WHAT IS ASKED:
Reproduce each line exactly. Skip none.
** BEGIN RECORDED INFORMATION **
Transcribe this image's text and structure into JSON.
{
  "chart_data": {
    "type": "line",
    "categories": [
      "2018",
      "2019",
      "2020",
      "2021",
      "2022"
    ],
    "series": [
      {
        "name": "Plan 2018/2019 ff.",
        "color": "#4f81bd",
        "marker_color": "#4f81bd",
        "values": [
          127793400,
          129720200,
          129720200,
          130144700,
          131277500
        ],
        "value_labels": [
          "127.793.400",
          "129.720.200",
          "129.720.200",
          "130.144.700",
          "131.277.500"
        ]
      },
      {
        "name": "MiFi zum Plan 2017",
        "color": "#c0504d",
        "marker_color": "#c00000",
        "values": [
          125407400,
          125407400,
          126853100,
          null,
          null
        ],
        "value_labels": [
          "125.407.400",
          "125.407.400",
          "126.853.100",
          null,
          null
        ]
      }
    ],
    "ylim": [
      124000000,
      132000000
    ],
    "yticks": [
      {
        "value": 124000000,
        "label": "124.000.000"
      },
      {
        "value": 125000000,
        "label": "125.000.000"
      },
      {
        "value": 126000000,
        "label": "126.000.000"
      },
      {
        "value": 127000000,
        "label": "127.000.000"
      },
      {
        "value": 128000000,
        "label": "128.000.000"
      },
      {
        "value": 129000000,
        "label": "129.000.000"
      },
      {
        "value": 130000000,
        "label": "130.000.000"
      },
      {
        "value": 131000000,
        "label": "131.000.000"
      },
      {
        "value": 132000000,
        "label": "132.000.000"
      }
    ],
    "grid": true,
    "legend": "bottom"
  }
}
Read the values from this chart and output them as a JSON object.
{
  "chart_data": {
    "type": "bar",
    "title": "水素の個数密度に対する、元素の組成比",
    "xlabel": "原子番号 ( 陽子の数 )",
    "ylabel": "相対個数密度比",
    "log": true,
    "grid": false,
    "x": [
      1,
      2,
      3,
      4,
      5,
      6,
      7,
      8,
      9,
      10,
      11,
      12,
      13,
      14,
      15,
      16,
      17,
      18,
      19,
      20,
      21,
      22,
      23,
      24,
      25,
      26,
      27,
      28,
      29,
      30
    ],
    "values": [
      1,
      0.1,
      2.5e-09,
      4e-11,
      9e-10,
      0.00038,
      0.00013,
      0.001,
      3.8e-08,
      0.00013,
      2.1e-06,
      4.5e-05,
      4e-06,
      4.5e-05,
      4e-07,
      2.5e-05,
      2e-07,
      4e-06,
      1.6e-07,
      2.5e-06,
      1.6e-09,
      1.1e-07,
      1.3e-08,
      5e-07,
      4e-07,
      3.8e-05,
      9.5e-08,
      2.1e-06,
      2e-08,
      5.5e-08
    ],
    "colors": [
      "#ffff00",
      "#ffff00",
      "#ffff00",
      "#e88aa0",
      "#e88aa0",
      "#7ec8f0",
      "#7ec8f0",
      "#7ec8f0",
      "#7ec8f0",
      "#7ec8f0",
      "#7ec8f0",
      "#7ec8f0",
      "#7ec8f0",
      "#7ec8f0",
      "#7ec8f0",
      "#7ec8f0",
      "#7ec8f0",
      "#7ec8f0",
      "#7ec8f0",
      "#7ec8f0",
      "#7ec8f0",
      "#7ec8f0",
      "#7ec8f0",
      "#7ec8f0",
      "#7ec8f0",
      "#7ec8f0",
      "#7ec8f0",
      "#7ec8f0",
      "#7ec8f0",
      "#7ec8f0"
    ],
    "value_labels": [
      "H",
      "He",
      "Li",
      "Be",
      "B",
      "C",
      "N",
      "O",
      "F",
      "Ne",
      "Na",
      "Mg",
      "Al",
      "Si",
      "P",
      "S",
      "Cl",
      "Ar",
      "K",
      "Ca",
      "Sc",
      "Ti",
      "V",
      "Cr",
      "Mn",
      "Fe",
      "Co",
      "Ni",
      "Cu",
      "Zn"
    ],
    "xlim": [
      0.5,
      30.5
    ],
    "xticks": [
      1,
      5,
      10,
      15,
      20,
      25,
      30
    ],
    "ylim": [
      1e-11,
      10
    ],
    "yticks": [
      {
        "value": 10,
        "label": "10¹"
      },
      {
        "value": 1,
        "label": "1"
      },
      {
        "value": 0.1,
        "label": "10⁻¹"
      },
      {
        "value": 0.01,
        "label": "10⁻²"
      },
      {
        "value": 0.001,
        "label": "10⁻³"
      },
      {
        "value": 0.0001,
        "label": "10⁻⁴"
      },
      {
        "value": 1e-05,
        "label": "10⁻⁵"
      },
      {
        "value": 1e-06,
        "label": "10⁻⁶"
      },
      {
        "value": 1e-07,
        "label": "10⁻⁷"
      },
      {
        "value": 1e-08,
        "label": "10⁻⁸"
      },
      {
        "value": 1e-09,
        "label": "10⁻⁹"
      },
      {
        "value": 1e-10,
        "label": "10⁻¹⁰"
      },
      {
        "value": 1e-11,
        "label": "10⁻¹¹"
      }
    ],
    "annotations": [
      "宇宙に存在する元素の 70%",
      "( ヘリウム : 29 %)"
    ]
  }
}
** END RECORDED INFORMATION **
ANSWER TO THIS PROBLEM:
Transcribe this image's text and structure into JSON.
{
  "chart_data": {
    "type": "line",
    "categories": [
      "2018",
      "2019",
      "2020",
      "2021",
      "2022"
    ],
    "series": [
      {
        "name": "Plan 2018/2019 ff.",
        "color": "#4f81bd",
        "marker_color": "#4f81bd",
        "values": [
          127793400,
          129720200,
          129720200,
          130144700,
          131277500
        ],
        "value_labels": [
          "127.793.400",
          "129.720.200",
          "129.720.200",
          "130.144.700",
          "131.277.500"
        ]
      },
      {
        "name": "MiFi zum Plan 2017",
        "color": "#c0504d",
        "marker_color": "#c00000",
        "values": [
          125407400,
          125407400,
          126853100,
          null,
          null
        ],
        "value_labels": [
          "125.407.400",
          "125.407.400",
          "126.853.100",
          null,
          null
        ]
      }
    ],
    "ylim": [
      124000000,
      132000000
    ],
    "yticks": [
      {
        "value": 124000000,
        "label": "124.000.000"
      },
      {
        "value": 125000000,
        "label": "125.000.000"
      },
      {
        "value": 126000000,
        "label": "126.000.000"
      },
      {
        "value": 127000000,
        "label": "127.000.000"
      },
      {
        "value": 128000000,
        "label": "128.000.000"
      },
      {
        "value": 129000000,
        "label": "129.000.000"
      },
      {
        "value": 130000000,
        "label": "130.000.000"
      },
      {
        "value": 131000000,
        "label": "131.000.000"
      },
      {
        "value": 132000000,
        "label": "132.000.000"
      }
    ],
    "grid": true,
    "legend": "bottom"
  }
}
Read the values from this chart and output them as a JSON object.
{
  "chart_data": {
    "type": "bar",
    "title": "水素の個数密度に対する、元素の組成比",
    "xlabel": "原子番号 ( 陽子の数 )",
    "ylabel": "相対個数密度比",
    "log": true,
    "grid": false,
    "x": [
      1,
      2,
      3,
      4,
      5,
      6,
      7,
      8,
      9,
      10,
      11,
      12,
      13,
      14,
      15,
      16,
      17,
      18,
      19,
      20,
      21,
      22,
      23,
      24,
      25,
      26,
      27,
      28,
      29,
      30
    ],
    "values": [
      1,
      0.1,
      2.5e-09,
      4e-11,
      9e-10,
      0.00038,
      0.00013,
      0.001,
      3.8e-08,
      0.00013,
      2.1e-06,
      4.5e-05,
      4e-06,
      4.5e-05,
      4e-07,
      2.5e-05,
      2e-07,
      4e-06,
      1.6e-07,
      2.5e-06,
      1.6e-09,
      1.1e-07,
      1.3e-08,
      5e-07,
      4e-07,
      3.8e-05,
      9.5e-08,
      2.1e-06,
      2e-08,
      5.5e-08
    ],
    "colors": [
      "#ffff00",
      "#ffff00",
      "#ffff00",
      "#e88aa0",
      "#e88aa0",
      "#7ec8f0",
      "#7ec8f0",
      "#7ec8f0",
      "#7ec8f0",
      "#7ec8f0",
      "#7ec8f0",
      "#7ec8f0",
      "#7ec8f0",
      "#7ec8f0",
      "#7ec8f0",
      "#7ec8f0",
      "#7ec8f0",
      "#7ec8f0",
      "#7ec8f0",
      "#7ec8f0",
      "#7ec8f0",
      "#7ec8f0",
      "#7ec8f0",
      "#7ec8f0",
      "#7ec8f0",
      "#7ec8f0",
      "#7ec8f0",
      "#7ec8f0",
      "#7ec8f0",
      "#7ec8f0"
    ],
    "value_labels": [
      "H",
      "He",
      "Li",
      "Be",
      "B",
      "C",
      "N",
      "O",
      "F",
      "Ne",
      "Na",
      "Mg",
      "Al",
      "Si",
      "P",
      "S",
      "Cl",
      "Ar",
      "K",
      "Ca",
      "Sc",
      "Ti",
      "V",
      "Cr",
      "Mn",
      "Fe",
      "Co",
      "Ni",
      "Cu",
      "Zn"
    ],
    "xlim": [
      0.5,
      30.5
    ],
    "xticks": [
      1,
      5,
      10,
      15,
      20,
      25,
      30
    ],
    "ylim": [
      1e-11,
      10
    ],
    "yticks": [
      {
        "value": 10,
        "label": "10¹"
      },
      {
        "value": 1,
        "label": "1"
      },
      {
        "value": 0.1,
        "label": "10⁻¹"
      },
      {
        "value": 0.01,
        "label": "10⁻²"
      },
      {
        "value": 0.001,
        "label": "10⁻³"
      },
      {
        "value": 0.0001,
        "label": "10⁻⁴"
      },
      {
        "value": 1e-05,
        "label": "10⁻⁵"
      },
      {
        "value": 1e-06,
        "label": "10⁻⁶"
      },
      {
        "value": 1e-07,
        "label": "10⁻⁷"
      },
      {
        "value": 1e-08,
        "label": "10⁻⁸"
      },
      {
        "value": 1e-09,
        "label": "10⁻⁹"
      },
      {
        "value": 1e-10,
        "label": "10⁻¹⁰"
      },
      {
        "value": 1e-11,
        "label": "10⁻¹¹"
      }
    ],
    "annotations": [
      "宇宙に存在する元素の 70%",
      "( ヘリウム : 29 %)"
    ]
  }
}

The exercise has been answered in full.